▶ **PROBLEM STATEMENT**
For this exercise, transcribe all the records below exactly.

------ SUPPLIED DATA

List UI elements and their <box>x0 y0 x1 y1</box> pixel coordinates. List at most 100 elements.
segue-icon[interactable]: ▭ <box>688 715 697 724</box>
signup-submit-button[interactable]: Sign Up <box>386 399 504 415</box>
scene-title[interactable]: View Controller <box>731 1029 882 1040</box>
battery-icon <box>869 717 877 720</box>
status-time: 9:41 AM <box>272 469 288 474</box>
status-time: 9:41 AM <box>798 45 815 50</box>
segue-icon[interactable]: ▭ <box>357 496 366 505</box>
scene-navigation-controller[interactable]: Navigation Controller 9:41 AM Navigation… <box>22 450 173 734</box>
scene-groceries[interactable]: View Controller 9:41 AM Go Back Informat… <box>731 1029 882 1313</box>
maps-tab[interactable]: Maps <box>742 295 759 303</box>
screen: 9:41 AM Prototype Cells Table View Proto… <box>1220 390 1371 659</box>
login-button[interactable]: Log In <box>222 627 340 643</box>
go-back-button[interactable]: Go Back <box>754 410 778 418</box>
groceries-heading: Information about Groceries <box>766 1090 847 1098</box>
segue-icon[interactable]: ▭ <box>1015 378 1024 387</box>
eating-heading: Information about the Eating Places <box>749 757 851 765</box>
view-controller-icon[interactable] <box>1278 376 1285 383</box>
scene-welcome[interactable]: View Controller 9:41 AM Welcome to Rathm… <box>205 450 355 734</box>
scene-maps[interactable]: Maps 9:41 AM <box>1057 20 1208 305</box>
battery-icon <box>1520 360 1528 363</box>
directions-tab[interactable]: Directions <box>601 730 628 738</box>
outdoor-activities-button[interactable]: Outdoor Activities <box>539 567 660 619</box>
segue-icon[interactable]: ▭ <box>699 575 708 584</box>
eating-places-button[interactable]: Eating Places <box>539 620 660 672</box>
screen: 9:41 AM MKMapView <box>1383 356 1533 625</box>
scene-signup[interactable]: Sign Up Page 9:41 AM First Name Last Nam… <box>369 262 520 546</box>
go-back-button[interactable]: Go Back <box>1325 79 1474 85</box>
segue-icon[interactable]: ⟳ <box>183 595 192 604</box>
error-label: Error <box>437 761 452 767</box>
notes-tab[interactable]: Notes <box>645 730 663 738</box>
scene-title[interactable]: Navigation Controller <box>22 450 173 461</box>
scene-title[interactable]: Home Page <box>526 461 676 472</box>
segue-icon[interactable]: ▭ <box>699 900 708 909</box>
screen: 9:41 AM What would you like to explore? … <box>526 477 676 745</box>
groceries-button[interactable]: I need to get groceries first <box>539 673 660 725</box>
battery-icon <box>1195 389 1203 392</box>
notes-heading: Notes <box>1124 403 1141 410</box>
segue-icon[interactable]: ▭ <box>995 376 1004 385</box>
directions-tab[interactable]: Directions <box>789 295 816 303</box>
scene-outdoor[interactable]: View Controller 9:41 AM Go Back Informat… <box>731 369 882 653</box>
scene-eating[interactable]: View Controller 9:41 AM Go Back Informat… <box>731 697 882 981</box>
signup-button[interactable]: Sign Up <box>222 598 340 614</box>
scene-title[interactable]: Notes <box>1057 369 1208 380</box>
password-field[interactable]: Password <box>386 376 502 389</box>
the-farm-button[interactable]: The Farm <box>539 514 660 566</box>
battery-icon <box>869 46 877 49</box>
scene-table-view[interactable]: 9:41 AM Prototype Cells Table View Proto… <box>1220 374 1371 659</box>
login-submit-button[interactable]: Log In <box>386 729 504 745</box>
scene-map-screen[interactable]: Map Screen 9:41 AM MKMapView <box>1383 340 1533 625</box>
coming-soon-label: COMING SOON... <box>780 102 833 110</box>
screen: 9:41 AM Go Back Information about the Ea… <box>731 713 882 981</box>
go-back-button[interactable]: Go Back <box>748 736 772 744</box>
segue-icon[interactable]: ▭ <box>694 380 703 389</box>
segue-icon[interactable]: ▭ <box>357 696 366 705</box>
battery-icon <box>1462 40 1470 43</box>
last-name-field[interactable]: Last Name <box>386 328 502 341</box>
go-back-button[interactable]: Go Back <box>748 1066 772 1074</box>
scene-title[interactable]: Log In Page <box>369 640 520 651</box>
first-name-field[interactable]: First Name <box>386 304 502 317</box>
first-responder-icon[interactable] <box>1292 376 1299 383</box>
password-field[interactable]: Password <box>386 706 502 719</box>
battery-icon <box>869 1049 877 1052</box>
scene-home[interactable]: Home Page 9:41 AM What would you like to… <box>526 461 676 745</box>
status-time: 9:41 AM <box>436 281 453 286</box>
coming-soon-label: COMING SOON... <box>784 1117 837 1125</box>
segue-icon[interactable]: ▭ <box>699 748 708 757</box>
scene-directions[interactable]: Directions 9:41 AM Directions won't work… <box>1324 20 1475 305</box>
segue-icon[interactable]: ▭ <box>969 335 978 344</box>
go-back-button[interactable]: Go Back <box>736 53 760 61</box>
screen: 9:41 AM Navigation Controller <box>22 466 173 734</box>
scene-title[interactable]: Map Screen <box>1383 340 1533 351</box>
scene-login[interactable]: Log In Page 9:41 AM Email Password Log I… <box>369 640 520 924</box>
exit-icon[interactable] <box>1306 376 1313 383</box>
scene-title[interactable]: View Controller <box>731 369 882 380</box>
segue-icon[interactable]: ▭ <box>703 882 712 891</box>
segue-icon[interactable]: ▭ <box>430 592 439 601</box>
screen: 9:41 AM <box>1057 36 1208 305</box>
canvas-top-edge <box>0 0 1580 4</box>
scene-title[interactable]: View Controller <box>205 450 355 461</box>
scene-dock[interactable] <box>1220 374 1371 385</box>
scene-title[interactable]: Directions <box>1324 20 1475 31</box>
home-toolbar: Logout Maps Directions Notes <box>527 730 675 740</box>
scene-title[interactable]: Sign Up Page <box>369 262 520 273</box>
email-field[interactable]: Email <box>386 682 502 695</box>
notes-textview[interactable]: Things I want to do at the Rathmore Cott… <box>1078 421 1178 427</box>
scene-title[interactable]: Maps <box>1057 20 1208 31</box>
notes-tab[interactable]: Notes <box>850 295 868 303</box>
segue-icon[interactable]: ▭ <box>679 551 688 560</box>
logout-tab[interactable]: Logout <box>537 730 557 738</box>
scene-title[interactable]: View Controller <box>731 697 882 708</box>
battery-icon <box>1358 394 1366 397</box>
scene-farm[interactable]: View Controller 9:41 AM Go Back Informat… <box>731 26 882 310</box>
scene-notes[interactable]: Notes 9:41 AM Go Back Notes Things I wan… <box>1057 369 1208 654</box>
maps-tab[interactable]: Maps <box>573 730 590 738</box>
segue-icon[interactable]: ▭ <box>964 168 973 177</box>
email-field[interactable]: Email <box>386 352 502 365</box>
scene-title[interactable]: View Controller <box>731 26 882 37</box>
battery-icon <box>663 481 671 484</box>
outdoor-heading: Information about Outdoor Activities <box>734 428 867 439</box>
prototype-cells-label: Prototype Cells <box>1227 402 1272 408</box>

------------

▶ **RESULT**
List UI elements and their <box>x0 y0 x1 y1</box> pixel coordinates. List at most 100 elements.
segue-icon[interactable]: ▭ <box>688 715 697 724</box>
signup-submit-button[interactable]: Sign Up <box>386 399 504 415</box>
scene-title[interactable]: View Controller <box>731 1029 882 1040</box>
battery-icon <box>869 717 877 720</box>
status-time: 9:41 AM <box>272 469 288 474</box>
status-time: 9:41 AM <box>798 45 815 50</box>
segue-icon[interactable]: ▭ <box>357 496 366 505</box>
scene-navigation-controller[interactable]: Navigation Controller 9:41 AM Navigation… <box>22 450 173 734</box>
scene-groceries[interactable]: View Controller 9:41 AM Go Back Informat… <box>731 1029 882 1313</box>
maps-tab[interactable]: Maps <box>742 295 759 303</box>
screen: 9:41 AM Prototype Cells Table View Proto… <box>1220 390 1371 659</box>
login-button[interactable]: Log In <box>222 627 340 643</box>
go-back-button[interactable]: Go Back <box>754 410 778 418</box>
groceries-heading: Information about Groceries <box>766 1090 847 1098</box>
segue-icon[interactable]: ▭ <box>1015 378 1024 387</box>
eating-heading: Information about the Eating Places <box>749 757 851 765</box>
view-controller-icon[interactable] <box>1278 376 1285 383</box>
scene-welcome[interactable]: View Controller 9:41 AM Welcome to Rathm… <box>205 450 355 734</box>
scene-maps[interactable]: Maps 9:41 AM <box>1057 20 1208 305</box>
battery-icon <box>1520 360 1528 363</box>
directions-tab[interactable]: Directions <box>601 730 628 738</box>
outdoor-activities-button[interactable]: Outdoor Activities <box>539 567 660 619</box>
segue-icon[interactable]: ▭ <box>699 575 708 584</box>
eating-places-button[interactable]: Eating Places <box>539 620 660 672</box>
screen: 9:41 AM MKMapView <box>1383 356 1533 625</box>
scene-signup[interactable]: Sign Up Page 9:41 AM First Name Last Nam… <box>369 262 520 546</box>
go-back-button[interactable]: Go Back <box>1325 79 1474 85</box>
segue-icon[interactable]: ⟳ <box>183 595 192 604</box>
error-label: Error <box>437 761 452 767</box>
notes-tab[interactable]: Notes <box>645 730 663 738</box>
scene-title[interactable]: Navigation Controller <box>22 450 173 461</box>
scene-title[interactable]: Home Page <box>526 461 676 472</box>
segue-icon[interactable]: ▭ <box>699 900 708 909</box>
screen: 9:41 AM What would you like to explore? … <box>526 477 676 745</box>
groceries-button[interactable]: I need to get groceries first <box>539 673 660 725</box>
battery-icon <box>1195 389 1203 392</box>
notes-heading: Notes <box>1124 403 1141 410</box>
segue-icon[interactable]: ▭ <box>995 376 1004 385</box>
directions-tab[interactable]: Directions <box>789 295 816 303</box>
scene-outdoor[interactable]: View Controller 9:41 AM Go Back Informat… <box>731 369 882 653</box>
scene-eating[interactable]: View Controller 9:41 AM Go Back Informat… <box>731 697 882 981</box>
signup-button[interactable]: Sign Up <box>222 598 340 614</box>
scene-title[interactable]: Notes <box>1057 369 1208 380</box>
password-field[interactable]: Password <box>386 376 502 389</box>
the-farm-button[interactable]: The Farm <box>539 514 660 566</box>
battery-icon <box>869 46 877 49</box>
scene-table-view[interactable]: 9:41 AM Prototype Cells Table View Proto… <box>1220 374 1371 659</box>
login-submit-button[interactable]: Log In <box>386 729 504 745</box>
scene-map-screen[interactable]: Map Screen 9:41 AM MKMapView <box>1383 340 1533 625</box>
coming-soon-label: COMING SOON... <box>780 102 833 110</box>
screen: 9:41 AM Go Back Information about the Ea… <box>731 713 882 981</box>
go-back-button[interactable]: Go Back <box>748 736 772 744</box>
segue-icon[interactable]: ▭ <box>694 380 703 389</box>
segue-icon[interactable]: ▭ <box>357 696 366 705</box>
battery-icon <box>1462 40 1470 43</box>
last-name-field[interactable]: Last Name <box>386 328 502 341</box>
go-back-button[interactable]: Go Back <box>748 1066 772 1074</box>
scene-title[interactable]: Log In Page <box>369 640 520 651</box>
first-name-field[interactable]: First Name <box>386 304 502 317</box>
first-responder-icon[interactable] <box>1292 376 1299 383</box>
password-field[interactable]: Password <box>386 706 502 719</box>
battery-icon <box>869 1049 877 1052</box>
scene-home[interactable]: Home Page 9:41 AM What would you like to… <box>526 461 676 745</box>
status-time: 9:41 AM <box>436 281 453 286</box>
coming-soon-label: COMING SOON... <box>784 1117 837 1125</box>
segue-icon[interactable]: ▭ <box>699 748 708 757</box>
scene-directions[interactable]: Directions 9:41 AM Directions won't work… <box>1324 20 1475 305</box>
segue-icon[interactable]: ▭ <box>969 335 978 344</box>
go-back-button[interactable]: Go Back <box>736 53 760 61</box>
screen: 9:41 AM Navigation Controller <box>22 466 173 734</box>
scene-title[interactable]: Map Screen <box>1383 340 1533 351</box>
scene-login[interactable]: Log In Page 9:41 AM Email Password Log I… <box>369 640 520 924</box>
exit-icon[interactable] <box>1306 376 1313 383</box>
scene-title[interactable]: View Controller <box>731 369 882 380</box>
segue-icon[interactable]: ▭ <box>703 882 712 891</box>
segue-icon[interactable]: ▭ <box>430 592 439 601</box>
screen: 9:41 AM <box>1057 36 1208 305</box>
canvas-top-edge <box>0 0 1580 4</box>
scene-title[interactable]: View Controller <box>205 450 355 461</box>
scene-dock[interactable] <box>1220 374 1371 385</box>
scene-title[interactable]: Directions <box>1324 20 1475 31</box>
home-toolbar: Logout Maps Directions Notes <box>527 730 675 740</box>
scene-title[interactable]: Sign Up Page <box>369 262 520 273</box>
email-field[interactable]: Email <box>386 682 502 695</box>
notes-textview[interactable]: Things I want to do at the Rathmore Cott… <box>1078 421 1178 427</box>
scene-title[interactable]: Maps <box>1057 20 1208 31</box>
notes-tab[interactable]: Notes <box>850 295 868 303</box>
segue-icon[interactable]: ▭ <box>679 551 688 560</box>
logout-tab[interactable]: Logout <box>537 730 557 738</box>
scene-title[interactable]: View Controller <box>731 697 882 708</box>
battery-icon <box>1358 394 1366 397</box>
scene-farm[interactable]: View Controller 9:41 AM Go Back Informat… <box>731 26 882 310</box>
scene-notes[interactable]: Notes 9:41 AM Go Back Notes Things I wan… <box>1057 369 1208 654</box>
maps-tab[interactable]: Maps <box>573 730 590 738</box>
segue-icon[interactable]: ▭ <box>964 168 973 177</box>
email-field[interactable]: Email <box>386 352 502 365</box>
scene-title[interactable]: View Controller <box>731 26 882 37</box>
battery-icon <box>663 481 671 484</box>
outdoor-heading: Information about Outdoor Activities <box>734 428 867 439</box>
prototype-cells-label: Prototype Cells <box>1227 402 1272 408</box>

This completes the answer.